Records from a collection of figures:
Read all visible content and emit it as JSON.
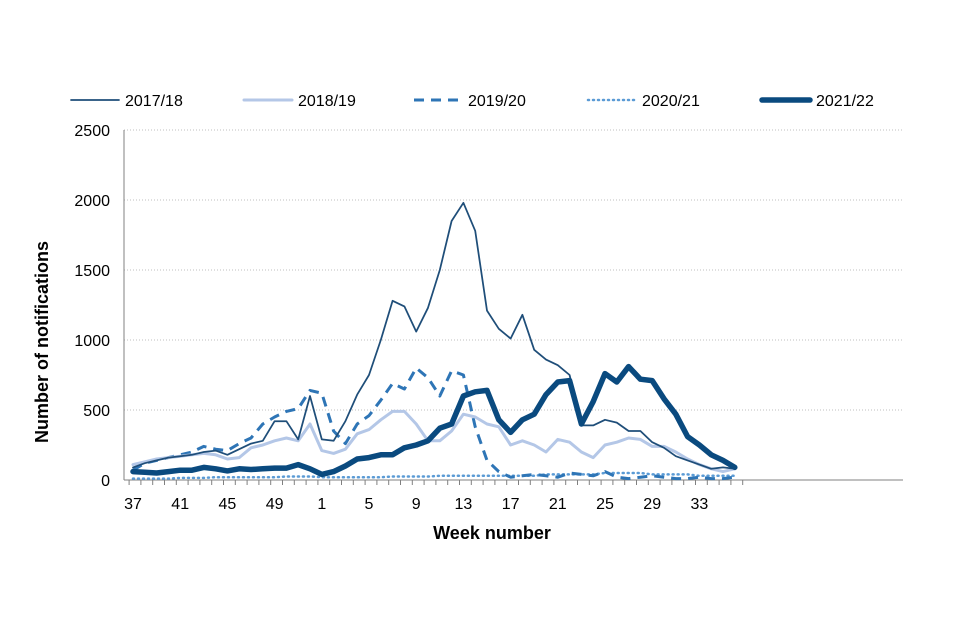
{
  "chart_data": {
    "type": "line",
    "xlabel": "Week number",
    "ylabel": "Number of notifications",
    "ylim": [
      0,
      2500
    ],
    "y_ticks": [
      0,
      500,
      1000,
      1500,
      2000,
      2500
    ],
    "x_tick_labels": [
      "37",
      "41",
      "45",
      "49",
      "1",
      "5",
      "9",
      "13",
      "17",
      "21",
      "25",
      "29",
      "33"
    ],
    "grid": "horizontal dotted",
    "legend_position": "top",
    "weeks": [
      "37",
      "38",
      "39",
      "40",
      "41",
      "42",
      "43",
      "44",
      "45",
      "46",
      "47",
      "48",
      "49",
      "50",
      "51",
      "52",
      "1",
      "2",
      "3",
      "4",
      "5",
      "6",
      "7",
      "8",
      "9",
      "10",
      "11",
      "12",
      "13",
      "14",
      "15",
      "16",
      "17",
      "18",
      "19",
      "20",
      "21",
      "22",
      "23",
      "24",
      "25",
      "26",
      "27",
      "28",
      "29",
      "30",
      "31",
      "32",
      "33",
      "34",
      "35",
      "36"
    ],
    "series": [
      {
        "name": "2017/18",
        "color": "#1f4e79",
        "style": "thin",
        "values": [
          90,
          120,
          140,
          160,
          170,
          180,
          200,
          210,
          180,
          220,
          260,
          280,
          420,
          420,
          290,
          600,
          290,
          280,
          420,
          610,
          750,
          1000,
          1280,
          1240,
          1060,
          1230,
          1500,
          1850,
          1980,
          1780,
          1210,
          1080,
          1010,
          1180,
          930,
          860,
          820,
          750,
          390,
          390,
          430,
          410,
          350,
          350,
          270,
          230,
          170,
          140,
          110,
          80,
          90,
          80
        ]
      },
      {
        "name": "2018/19",
        "color": "#b4c7e7",
        "style": "solid",
        "values": [
          110,
          130,
          150,
          160,
          170,
          180,
          190,
          180,
          150,
          160,
          230,
          250,
          280,
          300,
          280,
          400,
          210,
          190,
          220,
          330,
          360,
          430,
          490,
          490,
          400,
          280,
          280,
          350,
          470,
          450,
          400,
          380,
          250,
          280,
          250,
          200,
          290,
          270,
          200,
          160,
          250,
          270,
          300,
          290,
          240,
          240,
          200,
          150,
          110,
          80,
          60,
          80
        ]
      },
      {
        "name": "2019/20",
        "color": "#2e75b6",
        "style": "dashed",
        "values": [
          70,
          120,
          140,
          160,
          180,
          200,
          240,
          220,
          210,
          260,
          300,
          400,
          450,
          490,
          510,
          640,
          620,
          350,
          260,
          400,
          460,
          570,
          690,
          650,
          800,
          730,
          600,
          780,
          750,
          380,
          140,
          60,
          20,
          30,
          40,
          30,
          20,
          50,
          40,
          30,
          60,
          20,
          10,
          20,
          30,
          20,
          10,
          10,
          20,
          10,
          10,
          20
        ]
      },
      {
        "name": "2020/21",
        "color": "#5b9bd5",
        "style": "dotted",
        "values": [
          10,
          10,
          10,
          10,
          15,
          15,
          15,
          20,
          20,
          20,
          20,
          20,
          20,
          25,
          25,
          25,
          20,
          20,
          20,
          20,
          20,
          20,
          25,
          25,
          25,
          25,
          30,
          30,
          30,
          30,
          30,
          30,
          30,
          30,
          30,
          40,
          40,
          40,
          40,
          40,
          50,
          50,
          50,
          50,
          40,
          40,
          40,
          40,
          30,
          30,
          30,
          30
        ]
      },
      {
        "name": "2021/22",
        "color": "#0a4a7f",
        "style": "thick",
        "values": [
          60,
          55,
          50,
          60,
          70,
          70,
          90,
          80,
          65,
          80,
          75,
          80,
          85,
          85,
          110,
          80,
          40,
          60,
          100,
          150,
          160,
          180,
          180,
          230,
          250,
          280,
          370,
          400,
          600,
          630,
          640,
          430,
          340,
          430,
          470,
          610,
          700,
          710,
          400,
          560,
          760,
          700,
          810,
          720,
          710,
          580,
          470,
          310,
          250,
          180,
          140,
          90
        ]
      }
    ]
  }
}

▶ **Exercise details**: Copy every record above exactly, leaving out the pictures.

▶ **Response to this task**:
Read all visible content and emit it as JSON.
{
  "chart_data": {
    "type": "line",
    "xlabel": "Week number",
    "ylabel": "Number of notifications",
    "ylim": [
      0,
      2500
    ],
    "y_ticks": [
      0,
      500,
      1000,
      1500,
      2000,
      2500
    ],
    "x_tick_labels": [
      "37",
      "41",
      "45",
      "49",
      "1",
      "5",
      "9",
      "13",
      "17",
      "21",
      "25",
      "29",
      "33"
    ],
    "grid": "horizontal dotted",
    "legend_position": "top",
    "weeks": [
      "37",
      "38",
      "39",
      "40",
      "41",
      "42",
      "43",
      "44",
      "45",
      "46",
      "47",
      "48",
      "49",
      "50",
      "51",
      "52",
      "1",
      "2",
      "3",
      "4",
      "5",
      "6",
      "7",
      "8",
      "9",
      "10",
      "11",
      "12",
      "13",
      "14",
      "15",
      "16",
      "17",
      "18",
      "19",
      "20",
      "21",
      "22",
      "23",
      "24",
      "25",
      "26",
      "27",
      "28",
      "29",
      "30",
      "31",
      "32",
      "33",
      "34",
      "35",
      "36"
    ],
    "series": [
      {
        "name": "2017/18",
        "color": "#1f4e79",
        "style": "thin",
        "values": [
          90,
          120,
          140,
          160,
          170,
          180,
          200,
          210,
          180,
          220,
          260,
          280,
          420,
          420,
          290,
          600,
          290,
          280,
          420,
          610,
          750,
          1000,
          1280,
          1240,
          1060,
          1230,
          1500,
          1850,
          1980,
          1780,
          1210,
          1080,
          1010,
          1180,
          930,
          860,
          820,
          750,
          390,
          390,
          430,
          410,
          350,
          350,
          270,
          230,
          170,
          140,
          110,
          80,
          90,
          80
        ]
      },
      {
        "name": "2018/19",
        "color": "#b4c7e7",
        "style": "solid",
        "values": [
          110,
          130,
          150,
          160,
          170,
          180,
          190,
          180,
          150,
          160,
          230,
          250,
          280,
          300,
          280,
          400,
          210,
          190,
          220,
          330,
          360,
          430,
          490,
          490,
          400,
          280,
          280,
          350,
          470,
          450,
          400,
          380,
          250,
          280,
          250,
          200,
          290,
          270,
          200,
          160,
          250,
          270,
          300,
          290,
          240,
          240,
          200,
          150,
          110,
          80,
          60,
          80
        ]
      },
      {
        "name": "2019/20",
        "color": "#2e75b6",
        "style": "dashed",
        "values": [
          70,
          120,
          140,
          160,
          180,
          200,
          240,
          220,
          210,
          260,
          300,
          400,
          450,
          490,
          510,
          640,
          620,
          350,
          260,
          400,
          460,
          570,
          690,
          650,
          800,
          730,
          600,
          780,
          750,
          380,
          140,
          60,
          20,
          30,
          40,
          30,
          20,
          50,
          40,
          30,
          60,
          20,
          10,
          20,
          30,
          20,
          10,
          10,
          20,
          10,
          10,
          20
        ]
      },
      {
        "name": "2020/21",
        "color": "#5b9bd5",
        "style": "dotted",
        "values": [
          10,
          10,
          10,
          10,
          15,
          15,
          15,
          20,
          20,
          20,
          20,
          20,
          20,
          25,
          25,
          25,
          20,
          20,
          20,
          20,
          20,
          20,
          25,
          25,
          25,
          25,
          30,
          30,
          30,
          30,
          30,
          30,
          30,
          30,
          30,
          40,
          40,
          40,
          40,
          40,
          50,
          50,
          50,
          50,
          40,
          40,
          40,
          40,
          30,
          30,
          30,
          30
        ]
      },
      {
        "name": "2021/22",
        "color": "#0a4a7f",
        "style": "thick",
        "values": [
          60,
          55,
          50,
          60,
          70,
          70,
          90,
          80,
          65,
          80,
          75,
          80,
          85,
          85,
          110,
          80,
          40,
          60,
          100,
          150,
          160,
          180,
          180,
          230,
          250,
          280,
          370,
          400,
          600,
          630,
          640,
          430,
          340,
          430,
          470,
          610,
          700,
          710,
          400,
          560,
          760,
          700,
          810,
          720,
          710,
          580,
          470,
          310,
          250,
          180,
          140,
          90
        ]
      }
    ]
  }
}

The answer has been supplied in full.